[Required work] Exact repetition is required: output every record in full.

Records from a data collection
______________________________

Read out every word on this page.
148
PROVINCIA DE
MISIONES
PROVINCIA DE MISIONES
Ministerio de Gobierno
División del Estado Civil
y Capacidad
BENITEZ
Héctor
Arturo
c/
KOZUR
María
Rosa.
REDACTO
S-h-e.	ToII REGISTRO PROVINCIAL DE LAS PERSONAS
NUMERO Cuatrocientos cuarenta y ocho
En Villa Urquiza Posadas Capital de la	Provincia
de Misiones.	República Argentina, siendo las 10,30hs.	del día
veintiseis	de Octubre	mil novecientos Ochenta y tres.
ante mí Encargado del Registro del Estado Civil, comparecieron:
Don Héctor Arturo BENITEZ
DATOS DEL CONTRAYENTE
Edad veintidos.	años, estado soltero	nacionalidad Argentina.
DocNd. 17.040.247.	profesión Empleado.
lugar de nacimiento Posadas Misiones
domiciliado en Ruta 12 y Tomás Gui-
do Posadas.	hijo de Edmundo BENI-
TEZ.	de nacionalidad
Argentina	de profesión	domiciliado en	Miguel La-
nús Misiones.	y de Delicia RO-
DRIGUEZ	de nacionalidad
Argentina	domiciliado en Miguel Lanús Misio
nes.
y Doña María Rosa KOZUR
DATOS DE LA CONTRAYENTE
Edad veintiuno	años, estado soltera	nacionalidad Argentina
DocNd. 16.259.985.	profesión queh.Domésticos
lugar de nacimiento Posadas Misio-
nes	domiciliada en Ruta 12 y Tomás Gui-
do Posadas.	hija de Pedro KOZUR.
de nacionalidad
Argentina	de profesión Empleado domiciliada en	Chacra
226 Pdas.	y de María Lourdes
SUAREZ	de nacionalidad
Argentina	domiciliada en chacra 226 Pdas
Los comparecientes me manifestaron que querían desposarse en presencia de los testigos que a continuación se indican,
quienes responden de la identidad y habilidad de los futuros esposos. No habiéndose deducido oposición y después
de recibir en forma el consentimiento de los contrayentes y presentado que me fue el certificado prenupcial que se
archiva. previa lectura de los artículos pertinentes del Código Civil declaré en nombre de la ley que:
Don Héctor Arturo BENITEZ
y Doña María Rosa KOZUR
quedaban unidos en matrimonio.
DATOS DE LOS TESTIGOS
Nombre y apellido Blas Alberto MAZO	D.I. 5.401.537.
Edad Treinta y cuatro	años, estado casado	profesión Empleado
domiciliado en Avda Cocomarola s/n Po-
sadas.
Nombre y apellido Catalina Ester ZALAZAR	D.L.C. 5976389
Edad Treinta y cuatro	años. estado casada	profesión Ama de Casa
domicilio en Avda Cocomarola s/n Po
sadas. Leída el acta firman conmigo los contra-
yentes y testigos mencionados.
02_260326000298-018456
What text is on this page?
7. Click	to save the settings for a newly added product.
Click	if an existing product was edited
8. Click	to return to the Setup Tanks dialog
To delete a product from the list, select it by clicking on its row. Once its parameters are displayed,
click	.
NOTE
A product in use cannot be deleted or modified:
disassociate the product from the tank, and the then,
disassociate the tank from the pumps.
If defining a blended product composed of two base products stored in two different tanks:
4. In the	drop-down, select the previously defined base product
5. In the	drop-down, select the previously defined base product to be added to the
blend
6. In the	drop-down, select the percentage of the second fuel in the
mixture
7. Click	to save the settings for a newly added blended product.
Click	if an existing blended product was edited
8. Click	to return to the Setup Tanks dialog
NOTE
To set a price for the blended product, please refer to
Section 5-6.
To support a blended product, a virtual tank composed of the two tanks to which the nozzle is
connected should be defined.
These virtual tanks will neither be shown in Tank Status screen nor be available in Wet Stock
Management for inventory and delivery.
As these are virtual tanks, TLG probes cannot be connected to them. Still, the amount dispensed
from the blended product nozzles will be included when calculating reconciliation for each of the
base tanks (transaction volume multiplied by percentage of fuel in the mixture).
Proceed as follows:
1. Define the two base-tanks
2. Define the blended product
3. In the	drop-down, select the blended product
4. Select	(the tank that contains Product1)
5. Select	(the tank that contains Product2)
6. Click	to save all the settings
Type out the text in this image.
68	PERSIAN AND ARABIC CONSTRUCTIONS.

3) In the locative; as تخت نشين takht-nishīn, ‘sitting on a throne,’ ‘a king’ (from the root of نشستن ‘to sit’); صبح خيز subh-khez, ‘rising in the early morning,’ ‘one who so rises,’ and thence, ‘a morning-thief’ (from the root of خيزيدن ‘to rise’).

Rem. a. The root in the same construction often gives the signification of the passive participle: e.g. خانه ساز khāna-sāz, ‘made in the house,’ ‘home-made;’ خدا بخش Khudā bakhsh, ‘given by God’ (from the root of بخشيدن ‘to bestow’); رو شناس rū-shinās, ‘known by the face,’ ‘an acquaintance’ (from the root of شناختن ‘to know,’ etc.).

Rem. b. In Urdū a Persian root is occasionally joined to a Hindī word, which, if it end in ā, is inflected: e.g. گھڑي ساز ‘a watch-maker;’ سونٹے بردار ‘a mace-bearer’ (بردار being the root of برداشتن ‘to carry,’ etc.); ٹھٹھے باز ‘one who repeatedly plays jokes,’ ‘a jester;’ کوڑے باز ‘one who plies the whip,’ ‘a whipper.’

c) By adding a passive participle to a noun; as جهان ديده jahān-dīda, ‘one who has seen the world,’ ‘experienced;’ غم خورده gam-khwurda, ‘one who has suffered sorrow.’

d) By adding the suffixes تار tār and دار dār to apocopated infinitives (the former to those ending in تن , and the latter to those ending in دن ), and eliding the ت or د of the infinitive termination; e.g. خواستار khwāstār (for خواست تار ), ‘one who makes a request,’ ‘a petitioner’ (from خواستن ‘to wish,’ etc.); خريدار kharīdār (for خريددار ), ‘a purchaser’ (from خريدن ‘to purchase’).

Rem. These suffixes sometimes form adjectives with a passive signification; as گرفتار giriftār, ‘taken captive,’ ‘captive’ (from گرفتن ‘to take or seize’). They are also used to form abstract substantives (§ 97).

______________________________

[Response to this exercise]
Read out every word on this page.
148
PROVINCIA DE
MISIONES
PROVINCIA DE MISIONES
Ministerio de Gobierno
División del Estado Civil
y Capacidad
BENITEZ
Héctor
Arturo
c/
KOZUR
María
Rosa.
REDACTO
S-h-e.	ToII REGISTRO PROVINCIAL DE LAS PERSONAS
NUMERO Cuatrocientos cuarenta y ocho
En Villa Urquiza Posadas Capital de la	Provincia
de Misiones.	República Argentina, siendo las 10,30hs.	del día
veintiseis	de Octubre	mil novecientos Ochenta y tres.
ante mí Encargado del Registro del Estado Civil, comparecieron:
Don Héctor Arturo BENITEZ
DATOS DEL CONTRAYENTE
Edad veintidos.	años, estado soltero	nacionalidad Argentina.
DocNd. 17.040.247.	profesión Empleado.
lugar de nacimiento Posadas Misiones
domiciliado en Ruta 12 y Tomás Gui-
do Posadas.	hijo de Edmundo BENI-
TEZ.	de nacionalidad
Argentina	de profesión	domiciliado en	Miguel La-
nús Misiones.	y de Delicia RO-
DRIGUEZ	de nacionalidad
Argentina	domiciliado en Miguel Lanús Misio
nes.
y Doña María Rosa KOZUR
DATOS DE LA CONTRAYENTE
Edad veintiuno	años, estado soltera	nacionalidad Argentina
DocNd. 16.259.985.	profesión queh.Domésticos
lugar de nacimiento Posadas Misio-
nes	domiciliada en Ruta 12 y Tomás Gui-
do Posadas.	hija de Pedro KOZUR.
de nacionalidad
Argentina	de profesión Empleado domiciliada en	Chacra
226 Pdas.	y de María Lourdes
SUAREZ	de nacionalidad
Argentina	domiciliada en chacra 226 Pdas
Los comparecientes me manifestaron que querían desposarse en presencia de los testigos que a continuación se indican,
quienes responden de la identidad y habilidad de los futuros esposos. No habiéndose deducido oposición y después
de recibir en forma el consentimiento de los contrayentes y presentado que me fue el certificado prenupcial que se
archiva. previa lectura de los artículos pertinentes del Código Civil declaré en nombre de la ley que:
Don Héctor Arturo BENITEZ
y Doña María Rosa KOZUR
quedaban unidos en matrimonio.
DATOS DE LOS TESTIGOS
Nombre y apellido Blas Alberto MAZO	D.I. 5.401.537.
Edad Treinta y cuatro	años, estado casado	profesión Empleado
domiciliado en Avda Cocomarola s/n Po-
sadas.
Nombre y apellido Catalina Ester ZALAZAR	D.L.C. 5976389
Edad Treinta y cuatro	años. estado casada	profesión Ama de Casa
domicilio en Avda Cocomarola s/n Po
sadas. Leída el acta firman conmigo los contra-
yentes y testigos mencionados.
02_260326000298-018456
What text is on this page?
7. Click	to save the settings for a newly added product.
Click	if an existing product was edited
8. Click	to return to the Setup Tanks dialog
To delete a product from the list, select it by clicking on its row. Once its parameters are displayed,
click	.
NOTE
A product in use cannot be deleted or modified:
disassociate the product from the tank, and the then,
disassociate the tank from the pumps.
If defining a blended product composed of two base products stored in two different tanks:
4. In the	drop-down, select the previously defined base product
5. In the	drop-down, select the previously defined base product to be added to the
blend
6. In the	drop-down, select the percentage of the second fuel in the
mixture
7. Click	to save the settings for a newly added blended product.
Click	if an existing blended product was edited
8. Click	to return to the Setup Tanks dialog
NOTE
To set a price for the blended product, please refer to
Section 5-6.
To support a blended product, a virtual tank composed of the two tanks to which the nozzle is
connected should be defined.
These virtual tanks will neither be shown in Tank Status screen nor be available in Wet Stock
Management for inventory and delivery.
As these are virtual tanks, TLG probes cannot be connected to them. Still, the amount dispensed
from the blended product nozzles will be included when calculating reconciliation for each of the
base tanks (transaction volume multiplied by percentage of fuel in the mixture).
Proceed as follows:
1. Define the two base-tanks
2. Define the blended product
3. In the	drop-down, select the blended product
4. Select	(the tank that contains Product1)
5. Select	(the tank that contains Product2)
6. Click	to save all the settings
Type out the text in this image.
68	PERSIAN AND ARABIC CONSTRUCTIONS.

3) In the locative; as تخت نشين takht-nishīn, ‘sitting on a throne,’ ‘a king’ (from the root of نشستن ‘to sit’); صبح خيز subh-khez, ‘rising in the early morning,’ ‘one who so rises,’ and thence, ‘a morning-thief’ (from the root of خيزيدن ‘to rise’).

Rem. a. The root in the same construction often gives the signification of the passive participle: e.g. خانه ساز khāna-sāz, ‘made in the house,’ ‘home-made;’ خدا بخش Khudā bakhsh, ‘given by God’ (from the root of بخشيدن ‘to bestow’); رو شناس rū-shinās, ‘known by the face,’ ‘an acquaintance’ (from the root of شناختن ‘to know,’ etc.).

Rem. b. In Urdū a Persian root is occasionally joined to a Hindī word, which, if it end in ā, is inflected: e.g. گھڑي ساز ‘a watch-maker;’ سونٹے بردار ‘a mace-bearer’ (بردار being the root of برداشتن ‘to carry,’ etc.); ٹھٹھے باز ‘one who repeatedly plays jokes,’ ‘a jester;’ کوڑے باز ‘one who plies the whip,’ ‘a whipper.’

c) By adding a passive participle to a noun; as جهان ديده jahān-dīda, ‘one who has seen the world,’ ‘experienced;’ غم خورده gam-khwurda, ‘one who has suffered sorrow.’

d) By adding the suffixes تار tār and دار dār to apocopated infinitives (the former to those ending in تن , and the latter to those ending in دن ), and eliding the ت or د of the infinitive termination; e.g. خواستار khwāstār (for خواست تار ), ‘one who makes a request,’ ‘a petitioner’ (from خواستن ‘to wish,’ etc.); خريدار kharīdār (for خريددار ), ‘a purchaser’ (from خريدن ‘to purchase’).

Rem. These suffixes sometimes form adjectives with a passive signification; as گرفتار giriftār, ‘taken captive,’ ‘captive’ (from گرفتن ‘to take or seize’). They are also used to form abstract substantives (§ 97).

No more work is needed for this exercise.